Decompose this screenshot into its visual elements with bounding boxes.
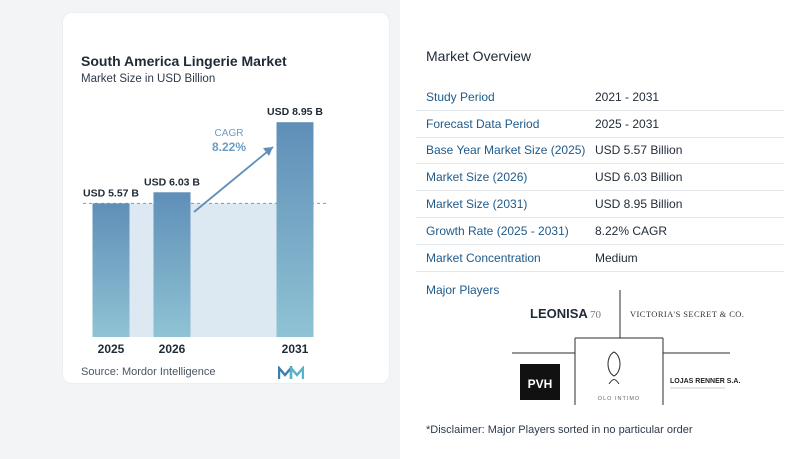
cagr-arrow xyxy=(193,146,274,213)
table-row: Forecast Data Period 2025 - 2031 xyxy=(416,111,784,138)
row-value: 8.22% CAGR xyxy=(595,223,668,238)
chart-subtitle: Market Size in USD Billion xyxy=(81,73,216,85)
table-row: Market Concentration Medium xyxy=(416,245,784,272)
bar-value-label: USD 5.57 B xyxy=(83,187,139,199)
leonisa-logo-mark: 70 xyxy=(590,309,602,321)
cagr-arrow-head xyxy=(263,147,273,156)
leonisa-logo: LEONISA xyxy=(530,306,588,321)
victorias-secret-logo: VICTORIA'S SECRET & CO. xyxy=(630,309,744,319)
row-value: USD 6.03 Billion xyxy=(595,170,683,185)
overview-title: Market Overview xyxy=(426,48,532,64)
market-overview-panel: Market Overview Study Period 2021 - 2031 … xyxy=(400,0,800,459)
olo-intimo-logo xyxy=(607,351,621,377)
table-row: Study Period 2021 - 2031 xyxy=(416,84,784,111)
cagr-value: 8.22% xyxy=(212,140,246,154)
row-value: 2021 - 2031 xyxy=(595,89,660,104)
row-value: Medium xyxy=(595,250,638,265)
row-value: USD 8.95 Billion xyxy=(595,197,683,212)
x-tick-label: 2026 xyxy=(159,342,186,356)
major-players-logos: LEONISA 70 VICTORIA'S SECRET & CO. PVH O… xyxy=(512,290,744,405)
baseline-band xyxy=(129,203,277,337)
pvh-logo-text: PVH xyxy=(528,377,553,391)
row-label: Market Size (2026) xyxy=(426,170,528,185)
source-text: Source: Mordor Intelligence xyxy=(81,366,216,378)
bar-value-label: USD 6.03 B xyxy=(144,176,200,188)
bar-2025 xyxy=(92,203,130,337)
row-value: 2025 - 2031 xyxy=(595,116,660,131)
olo-intimo-logo-mark xyxy=(608,379,620,385)
cagr-label: CAGR xyxy=(215,128,244,139)
overview-table: Study Period 2021 - 2031 Forecast Data Pe… xyxy=(416,84,784,272)
bar-2026 xyxy=(153,192,191,337)
olo-intimo-logo-text: OLO INTIMO xyxy=(598,396,640,402)
market-size-bar-chart: USD 5.57 B 2025 USD 6.03 B 2026 USD 8.95 B 20… xyxy=(83,106,329,356)
major-players-title: Major Players xyxy=(426,283,500,297)
chart-card: USD 5.57 B 2025 USD 6.03 B 2026 USD 8.95 B 20… xyxy=(62,12,390,384)
row-label: Base Year Market Size (2025) xyxy=(426,143,586,158)
row-value: USD 5.57 Billion xyxy=(595,143,683,158)
row-label: Market Concentration xyxy=(426,250,541,265)
bar-2031 xyxy=(276,122,314,337)
mordor-logo-icon xyxy=(278,366,304,379)
bar-value-label: USD 8.95 B xyxy=(267,106,323,118)
pvh-logo xyxy=(520,364,560,400)
table-row: Market Size (2026) USD 6.03 Billion xyxy=(416,164,784,192)
x-tick-label: 2031 xyxy=(282,342,309,356)
row-label: Forecast Data Period xyxy=(426,116,540,131)
table-row: Growth Rate (2025 - 2031) 8.22% CAGR xyxy=(416,218,784,245)
row-label: Study Period xyxy=(426,89,495,104)
chart-title: South America Lingerie Market xyxy=(81,53,287,69)
x-tick-label: 2025 xyxy=(98,342,125,356)
disclaimer-text: *Disclaimer: Major Players sorted in no … xyxy=(426,424,693,436)
lojas-renner-logo: LOJAS RENNER S.A. xyxy=(670,378,740,385)
row-label: Market Size (2031) xyxy=(426,197,528,212)
table-row: Market Size (2031) USD 8.95 Billion xyxy=(416,191,784,218)
table-row: Base Year Market Size (2025) USD 5.57 Bil… xyxy=(416,138,784,165)
row-label: Growth Rate (2025 - 2031) xyxy=(426,223,569,238)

== Work to do ==
Copy out the data above line for line, without changing a character, and leave out the picture.

== Written answer ==
Decompose this screenshot into its visual elements with bounding boxes.
cagr-arrow xyxy=(193,146,274,213)
table-row: Forecast Data Period 2025 - 2031 xyxy=(416,111,784,138)
row-value: 8.22% CAGR xyxy=(595,223,668,238)
chart-subtitle: Market Size in USD Billion xyxy=(81,73,216,85)
table-row: Market Concentration Medium xyxy=(416,245,784,272)
bar-value-label: USD 5.57 B xyxy=(83,187,139,199)
leonisa-logo-mark: 70 xyxy=(590,309,602,321)
cagr-arrow-head xyxy=(263,147,273,156)
leonisa-logo: LEONISA xyxy=(530,306,588,321)
victorias-secret-logo: VICTORIA'S SECRET & CO. xyxy=(630,309,744,319)
row-value: USD 6.03 Billion xyxy=(595,170,683,185)
overview-title: Market Overview xyxy=(426,48,532,64)
market-overview-panel: Market Overview Study Period 2021 - 2031 … xyxy=(400,0,800,459)
olo-intimo-logo xyxy=(607,351,621,377)
table-row: Study Period 2021 - 2031 xyxy=(416,84,784,111)
cagr-value: 8.22% xyxy=(212,140,246,154)
row-value: 2021 - 2031 xyxy=(595,89,660,104)
row-value: Medium xyxy=(595,250,638,265)
row-value: USD 8.95 Billion xyxy=(595,197,683,212)
x-tick-label: 2026 xyxy=(159,342,186,356)
major-players-logos: LEONISA 70 VICTORIA'S SECRET & CO. PVH O… xyxy=(512,290,744,405)
baseline-band xyxy=(129,203,277,337)
pvh-logo-text: PVH xyxy=(528,377,553,391)
row-label: Market Size (2026) xyxy=(426,170,528,185)
source-text: Source: Mordor Intelligence xyxy=(81,366,216,378)
bar-value-label: USD 6.03 B xyxy=(144,176,200,188)
bar-2025 xyxy=(92,203,130,337)
row-value: 2025 - 2031 xyxy=(595,116,660,131)
olo-intimo-logo-mark xyxy=(608,379,620,385)
cagr-label: CAGR xyxy=(215,128,244,139)
overview-table: Study Period 2021 - 2031 Forecast Data Pe… xyxy=(416,84,784,272)
bar-2026 xyxy=(153,192,191,337)
olo-intimo-logo-text: OLO INTIMO xyxy=(598,396,640,402)
market-size-bar-chart: USD 5.57 B 2025 USD 6.03 B 2026 USD 8.95 B 20… xyxy=(83,106,329,356)
major-players-title: Major Players xyxy=(426,283,500,297)
chart-card: USD 5.57 B 2025 USD 6.03 B 2026 USD 8.95 B 20… xyxy=(62,12,390,384)
row-label: Base Year Market Size (2025) xyxy=(426,143,586,158)
row-value: USD 5.57 Billion xyxy=(595,143,683,158)
row-label: Market Concentration xyxy=(426,250,541,265)
bar-2031 xyxy=(276,122,314,337)
mordor-logo-icon xyxy=(278,366,304,379)
bar-value-label: USD 8.95 B xyxy=(267,106,323,118)
pvh-logo xyxy=(520,364,560,400)
table-row: Market Size (2026) USD 6.03 Billion xyxy=(416,164,784,192)
x-tick-label: 2031 xyxy=(282,342,309,356)
row-label: Forecast Data Period xyxy=(426,116,540,131)
table-row: Growth Rate (2025 - 2031) 8.22% CAGR xyxy=(416,218,784,245)
row-label: Study Period xyxy=(426,89,495,104)
chart-title: South America Lingerie Market xyxy=(81,53,287,69)
x-tick-label: 2025 xyxy=(98,342,125,356)
disclaimer-text: *Disclaimer: Major Players sorted in no … xyxy=(426,424,693,436)
lojas-renner-logo: LOJAS RENNER S.A. xyxy=(670,378,740,385)
row-label: Market Size (2031) xyxy=(426,197,528,212)
table-row: Market Size (2031) USD 8.95 Billion xyxy=(416,191,784,218)
table-row: Base Year Market Size (2025) USD 5.57 Bil… xyxy=(416,138,784,165)
row-label: Growth Rate (2025 - 2031) xyxy=(426,223,569,238)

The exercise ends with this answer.